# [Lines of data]
▽
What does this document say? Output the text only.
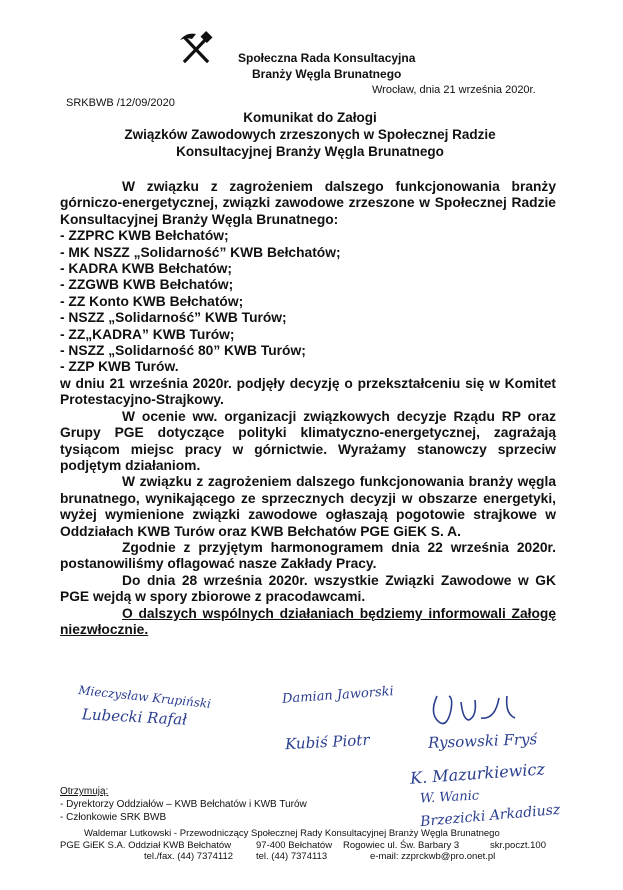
Społeczna Rada Konsultacyjna
Branży Węgla Brunatnego
Wrocław, dnia 21 września 2020r.
SRKBWB /12/09/2020
Komunikat do Załogi
Związków Zawodowych zrzeszonych w Społecznej Radzie
Konsultacyjnej Branży Węgla Brunatnego

W związku z zagrożeniem dalszego funkcjonowania branży górniczo-energetycznej, związki zawodowe zrzeszone w Społecznej Radzie Konsultacyjnej Branży Węgla Brunatnego:

- ZZPRC KWB Bełchatów;
- MK NSZZ „Solidarność” KWB Bełchatów;
- KADRA KWB Bełchatów;
- ZZGWB KWB Bełchatów;
- ZZ Konto KWB Bełchatów;
- NSZZ „Solidarność” KWB Turów;
- ZZ„KADRA” KWB Turów;
- NSZZ „Solidarność 80” KWB Turów;
- ZZP KWB Turów.

w dniu 21 września 2020r. podjęły decyzję o przekształceniu się w Komitet Protestacyjno-Strajkowy.

W ocenie ww. organizacji związkowych decyzje Rządu RP oraz Grupy PGE dotyczące polityki klimatyczno-energetycznej, zagrażają tysiącom miejsc pracy w górnictwie. Wyrażamy stanowczy sprzeciw podjętym działaniom.

W związku z zagrożeniem dalszego funkcjonowania branży węgla brunatnego, wynikającego ze sprzecznych decyzji w obszarze energetyki, wyżej wymienione związki zawodowe ogłaszają pogotowie strajkowe w Oddziałach KWB Turów oraz KWB Bełchatów PGE GiEK S. A.

Zgodnie z przyjętym harmonogramem dnia 22 września 2020r. postanowiliśmy oflagować nasze Zakłady Pracy.

Do dnia 28 września 2020r. wszystkie Związki Zawodowe w GK PGE wejdą w spory zbiorowe z pracodawcami.

O dalszych wspólnych działaniach będziemy informowali Załogę niezwłocznie.

Mieczysław Krupiński
Lubecki Rafał
Damian Jaworski
Kubiś Piotr	Rysowski Fryś
K. Mazurkiewicz
W. Wanic
Brzezicki Arkadiusz
Otrzymują:
- Dyrektorzy Oddziałów – KWB Bełchatów i KWB Turów
- Członkowie SRK BWB
Waldemar Lutkowski - Przewodniczący Społecznej Rady Konsultacyjnej Branży Węgla Brunatnego
PGE GiEK S.A. Oddział KWB Bełchatów	97-400 Bełchatów Rogowiec ul. Św. Barbary 3	skr.poczt.100
tel./fax. (44) 7374112 tel. (44) 7374113	e-mail: zzprckwb@pro.onet.pl
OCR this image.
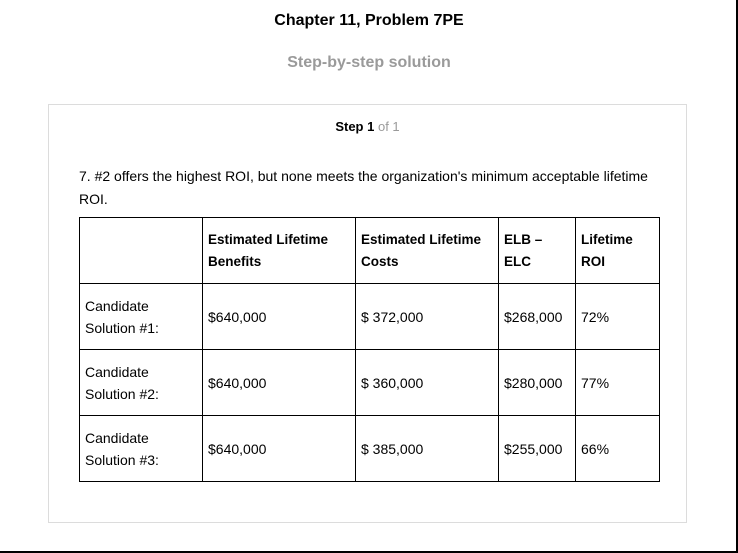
Chapter 11, Problem 7PE
Step-by-step solution
Step 1 of 1
7. #2 offers the highest ROI, but none meets the organization's minimum acceptable lifetime ROI.
	Estimated Lifetime Benefits	Estimated Lifetime Costs	ELB – ELC	Lifetime ROI
Candidate Solution #1:	$640,000	$ 372,000	$268,000	72%
Candidate Solution #2:	$640,000	$ 360,000	$280,000	77%
Candidate Solution #3:	$640,000	$ 385,000	$255,000	66%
△
# [Exercise objective]
Note every line above where the string "Bełchatów" shows up, and copy those lines.

# [Task answer]
- ZZPRC KWB Bełchatów;
- MK NSZZ „Solidarność” KWB Bełchatów;
- KADRA KWB Bełchatów;
- ZZGWB KWB Bełchatów;
- ZZ Konto KWB Bełchatów;
W związku z zagrożeniem dalszego funkcjonowania branży węgla brunatnego, wynikającego ze sprzecznych decyzji w obszarze energetyki, wyżej wymienione związki zawodowe ogłaszają pogotowie strajkowe w Oddziałach KWB Turów oraz KWB Bełchatów PGE GiEK S. A.
- Dyrektorzy Oddziałów – KWB Bełchatów i KWB Turów
PGE GiEK S.A. Oddział KWB Bełchatów	97-400 Bełchatów Rogowiec ul. Św. Barbary 3	skr.poczt.100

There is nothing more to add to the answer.